THE TASK
Copy all lines below exactly as written. Leave pictures out.

GIVEN DATA
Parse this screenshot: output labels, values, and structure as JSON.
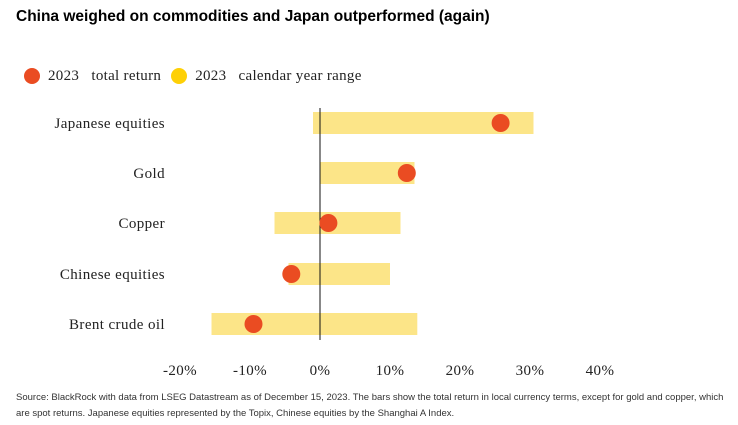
{
  "title": "China weighed on commodities and Japan outperformed (again)",
  "legend": [
    {
      "label": "2023   total return",
      "color": "#ea4c22"
    },
    {
      "label": "2023   calendar year range",
      "color": "#fed006"
    }
  ],
  "source": "Source: BlackRock with data from LSEG Datastream as of December 15, 2023. The bars show the total return in local currency terms, except for gold and copper, which are spot returns. Japanese equities represented by the Topix, Chinese equities by the Shanghai A Index.",
  "chart_data": {
    "type": "bar",
    "orientation": "horizontal",
    "title": "China weighed on commodities and Japan outperformed (again)",
    "categories": [
      "Japanese equities",
      "Gold",
      "Copper",
      "Chinese equities",
      "Brent crude oil"
    ],
    "series": [
      {
        "name": "2023 calendar year range",
        "type": "range-bar",
        "color": "#fce588",
        "ranges": [
          [
            -1,
            30.5
          ],
          [
            0,
            13.5
          ],
          [
            -6.5,
            11.5
          ],
          [
            -4.5,
            10
          ],
          [
            -15.5,
            13.9
          ]
        ]
      },
      {
        "name": "2023 total return",
        "type": "dot",
        "color": "#ea4c22",
        "values": [
          25.8,
          12.4,
          1.2,
          -4.1,
          -9.5
        ]
      }
    ],
    "xlim": [
      -20,
      40
    ],
    "xticks": [
      -20,
      -10,
      0,
      10,
      20,
      30,
      40
    ],
    "xtick_labels": [
      "-20%",
      "-10%",
      "0%",
      "10%",
      "20%",
      "30%",
      "40%"
    ],
    "grid": false,
    "zero_line": true,
    "legend_position": "top-left"
  }
}
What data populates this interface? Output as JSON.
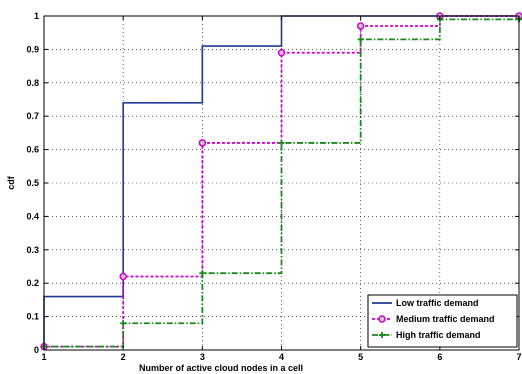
{
  "chart_data": {
    "type": "line",
    "chart_kind": "step cdf",
    "title": "",
    "xlabel": "Number of active cloud nodes in a cell",
    "ylabel": "cdf",
    "xlim": [
      1,
      7
    ],
    "ylim": [
      0,
      1
    ],
    "xticks": [
      "1",
      "2",
      "3",
      "4",
      "5",
      "6",
      "7"
    ],
    "yticks": [
      "0",
      "0.1",
      "0.2",
      "0.3",
      "0.4",
      "0.5",
      "0.6",
      "0.7",
      "0.8",
      "0.9",
      "1"
    ],
    "grid": true,
    "legend_position": "bottom-right",
    "series": [
      {
        "name": "Low traffic demand",
        "color": "#1f3a93",
        "style": "solid",
        "marker": "none",
        "x": [
          1,
          2,
          3,
          4,
          5,
          6,
          7
        ],
        "y": [
          0.16,
          0.74,
          0.91,
          1.0,
          1.0,
          1.0,
          1.0
        ]
      },
      {
        "name": "Medium traffic demand",
        "color": "#d100d1",
        "style": "dashed",
        "marker": "circle",
        "x": [
          1,
          2,
          3,
          4,
          5,
          6,
          7
        ],
        "y": [
          0.01,
          0.22,
          0.62,
          0.89,
          0.97,
          1.0,
          1.0
        ]
      },
      {
        "name": "High traffic demand",
        "color": "#1a8a1a",
        "style": "dashdot",
        "marker": "plus",
        "x": [
          1,
          2,
          3,
          4,
          5,
          6,
          7
        ],
        "y": [
          0.01,
          0.08,
          0.23,
          0.62,
          0.93,
          0.99,
          0.99
        ]
      }
    ]
  }
}
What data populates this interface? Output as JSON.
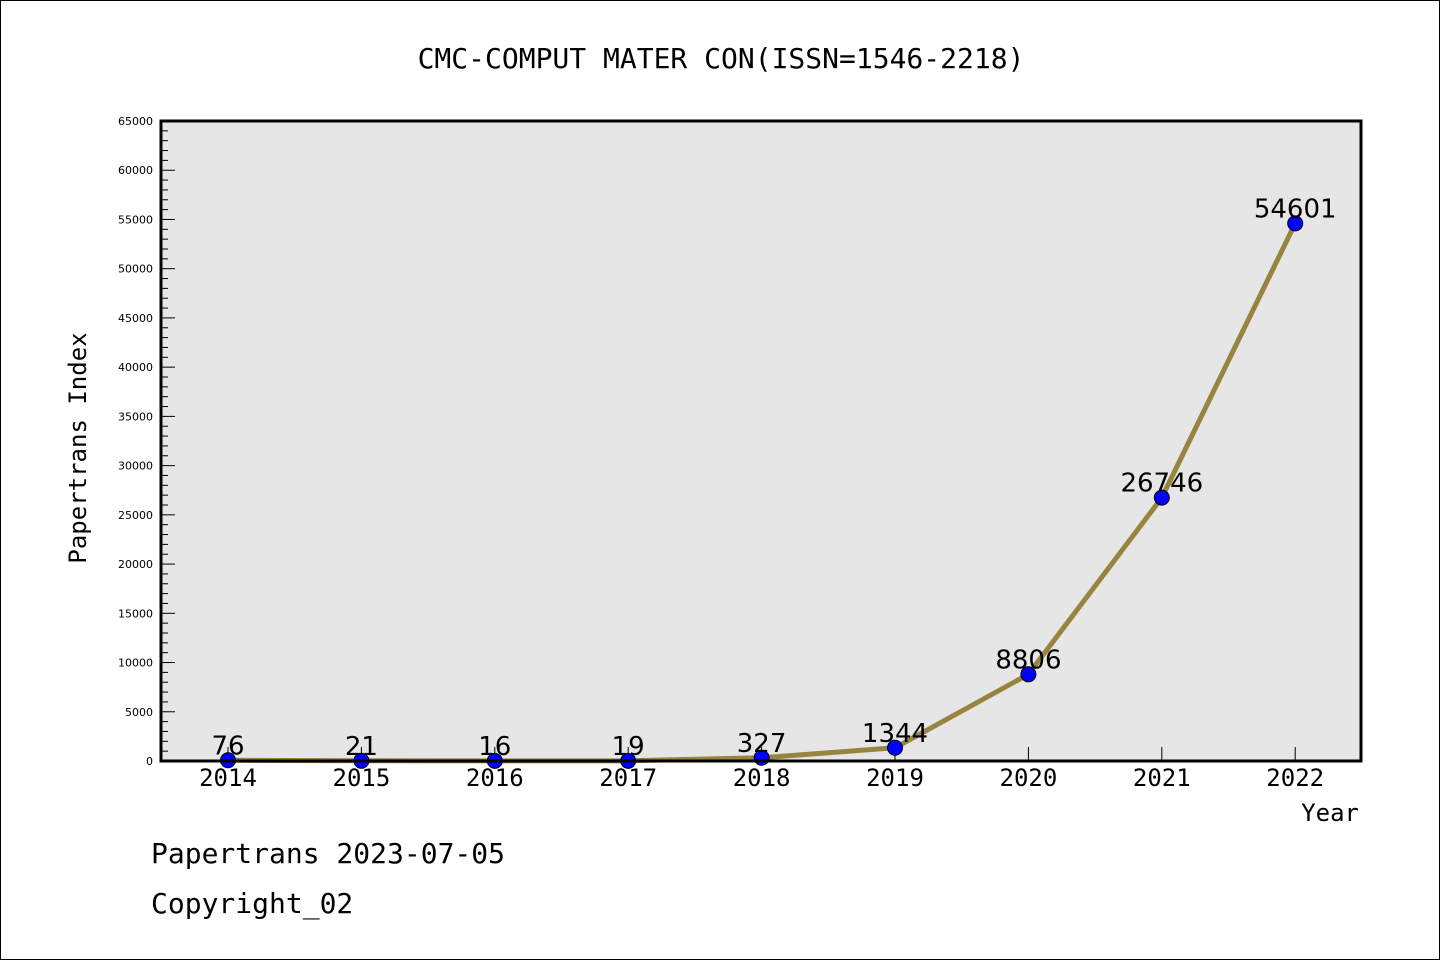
{
  "chart_data": {
    "type": "line",
    "title": "CMC-COMPUT MATER CON(ISSN=1546-2218)",
    "xlabel": "Year",
    "ylabel": "Papertrans Index",
    "categories": [
      "2014",
      "2015",
      "2016",
      "2017",
      "2018",
      "2019",
      "2020",
      "2021",
      "2022"
    ],
    "values": [
      76,
      21,
      16,
      19,
      327,
      1344,
      8806,
      26746,
      54601
    ],
    "data_labels": [
      "76",
      "21",
      "16",
      "19",
      "327",
      "1344",
      "8806",
      "26746",
      "54601"
    ],
    "ylim": [
      0,
      65000
    ],
    "y_ticks": [
      "0",
      "5000",
      "10000",
      "15000",
      "20000",
      "25000",
      "30000",
      "35000",
      "40000",
      "45000",
      "50000",
      "55000",
      "60000",
      "65000"
    ],
    "grid": false,
    "legend": "none",
    "colors": {
      "line": "#978440",
      "marker": "#0000ff",
      "plot_background": "#e6e6e6"
    }
  },
  "footer": {
    "date_line": "Papertrans 2023-07-05",
    "copyright": "Copyright_02"
  }
}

COMPLETED TASK
Parse this screenshot: output labels, values, and structure as JSON.
{
  "title": "China weighed on commodities and Japan outperformed (again)",
  "legend": [
    {
      "label": "2023   total return",
      "color": "#ea4c22"
    },
    {
      "label": "2023   calendar year range",
      "color": "#fed006"
    }
  ],
  "source": "Source: BlackRock with data from LSEG Datastream as of December 15, 2023. The bars show the total return in local currency terms, except for gold and copper, which are spot returns. Japanese equities represented by the Topix, Chinese equities by the Shanghai A Index.",
  "chart_data": {
    "type": "bar",
    "orientation": "horizontal",
    "title": "China weighed on commodities and Japan outperformed (again)",
    "categories": [
      "Japanese equities",
      "Gold",
      "Copper",
      "Chinese equities",
      "Brent crude oil"
    ],
    "series": [
      {
        "name": "2023 calendar year range",
        "type": "range-bar",
        "color": "#fce588",
        "ranges": [
          [
            -1,
            30.5
          ],
          [
            0,
            13.5
          ],
          [
            -6.5,
            11.5
          ],
          [
            -4.5,
            10
          ],
          [
            -15.5,
            13.9
          ]
        ]
      },
      {
        "name": "2023 total return",
        "type": "dot",
        "color": "#ea4c22",
        "values": [
          25.8,
          12.4,
          1.2,
          -4.1,
          -9.5
        ]
      }
    ],
    "xlim": [
      -20,
      40
    ],
    "xticks": [
      -20,
      -10,
      0,
      10,
      20,
      30,
      40
    ],
    "xtick_labels": [
      "-20%",
      "-10%",
      "0%",
      "10%",
      "20%",
      "30%",
      "40%"
    ],
    "grid": false,
    "zero_line": true,
    "legend_position": "top-left"
  }
}
What data populates this interface? Output as JSON.
{
  "chart_data": {
    "type": "line",
    "chart_kind": "step cdf",
    "title": "",
    "xlabel": "Number of active cloud nodes in a cell",
    "ylabel": "cdf",
    "xlim": [
      1,
      7
    ],
    "ylim": [
      0,
      1
    ],
    "xticks": [
      "1",
      "2",
      "3",
      "4",
      "5",
      "6",
      "7"
    ],
    "yticks": [
      "0",
      "0.1",
      "0.2",
      "0.3",
      "0.4",
      "0.5",
      "0.6",
      "0.7",
      "0.8",
      "0.9",
      "1"
    ],
    "grid": true,
    "legend_position": "bottom-right",
    "series": [
      {
        "name": "Low traffic demand",
        "color": "#1f3a93",
        "style": "solid",
        "marker": "none",
        "x": [
          1,
          2,
          3,
          4,
          5,
          6,
          7
        ],
        "y": [
          0.16,
          0.74,
          0.91,
          1.0,
          1.0,
          1.0,
          1.0
        ]
      },
      {
        "name": "Medium traffic demand",
        "color": "#d100d1",
        "style": "dashed",
        "marker": "circle",
        "x": [
          1,
          2,
          3,
          4,
          5,
          6,
          7
        ],
        "y": [
          0.01,
          0.22,
          0.62,
          0.89,
          0.97,
          1.0,
          1.0
        ]
      },
      {
        "name": "High traffic demand",
        "color": "#1a8a1a",
        "style": "dashdot",
        "marker": "plus",
        "x": [
          1,
          2,
          3,
          4,
          5,
          6,
          7
        ],
        "y": [
          0.01,
          0.08,
          0.23,
          0.62,
          0.93,
          0.99,
          0.99
        ]
      }
    ]
  }
}
What data populates this interface? Output as JSON.
{
  "chart_data": {
    "type": "line",
    "title": "CMC-COMPUT MATER CON(ISSN=1546-2218)",
    "xlabel": "Year",
    "ylabel": "Papertrans Index",
    "categories": [
      "2014",
      "2015",
      "2016",
      "2017",
      "2018",
      "2019",
      "2020",
      "2021",
      "2022"
    ],
    "values": [
      76,
      21,
      16,
      19,
      327,
      1344,
      8806,
      26746,
      54601
    ],
    "data_labels": [
      "76",
      "21",
      "16",
      "19",
      "327",
      "1344",
      "8806",
      "26746",
      "54601"
    ],
    "ylim": [
      0,
      65000
    ],
    "y_ticks": [
      "0",
      "5000",
      "10000",
      "15000",
      "20000",
      "25000",
      "30000",
      "35000",
      "40000",
      "45000",
      "50000",
      "55000",
      "60000",
      "65000"
    ],
    "grid": false,
    "legend": "none",
    "colors": {
      "line": "#978440",
      "marker": "#0000ff",
      "plot_background": "#e6e6e6"
    }
  },
  "footer": {
    "date_line": "Papertrans 2023-07-05",
    "copyright": "Copyright_02"
  }
}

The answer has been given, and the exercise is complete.